> **Directive**: Copy out the entire text below on Kim Yuna's Kiss & Cry, word for word and unchanged.

- Genre: Reality competition
- Starring: Yuna Kim Shin Dong-yup IU Jin Ji-hee Kim Byung-man Krystal Lee Ah-hyun Lee Kyou-hyuk Park Joon-geum Seo Ji-seok Son Dam-bi U-Know Yun-ho
- Country of origin: South Korea
- Original language: Korean
- No. of episodes: 14

Original release
- Network: Seoul Broadcasting System
- Release: May 22 – August 21, 2011

= Kim Yuna's Kiss & Cry =

Kim Yuna's Kiss & Cry (김연아의 키스 & 크라이) was a South Korean figure skating/ice dancing competition/reality show. It aired from May 22 to August 21, 2011 as part of the Good Sunday line-up on SBS. While the professional skater can perform jumps within a program, the lifting restrictions (no lifts above the man's waist) meant this is mostly in line with ice dancing regulations.

> **Dataset section**:
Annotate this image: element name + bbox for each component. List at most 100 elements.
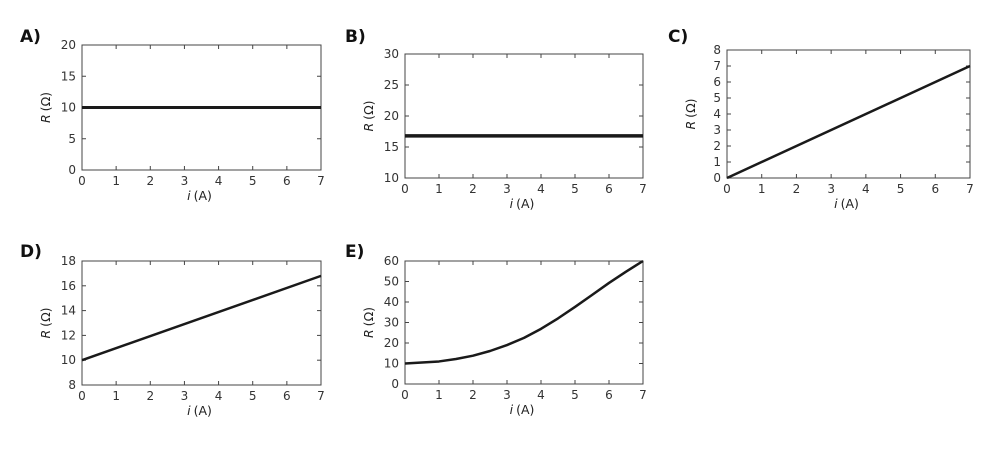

> **Complete output**:
- Genre: Reality competition
- Starring: Yuna Kim Shin Dong-yup IU Jin Ji-hee Kim Byung-man Krystal Lee Ah-hyun Lee Kyou-hyuk Park Joon-geum Seo Ji-seok Son Dam-bi U-Know Yun-ho
- Country of origin: South Korea
- Original language: Korean
- No. of episodes: 14

Original release
- Network: Seoul Broadcasting System
- Release: May 22 – August 21, 2011

= Kim Yuna's Kiss & Cry =

Kim Yuna's Kiss & Cry (김연아의 키스 & 크라이) was a South Korean figure skating/ice dancing competition/reality show. It aired from May 22 to August 21, 2011 as part of the Good Sunday line-up on SBS. While the professional skater can perform jumps within a program, the lifting restrictions (no lifts above the man's waist) meant this is mostly in line with ice dancing regulations.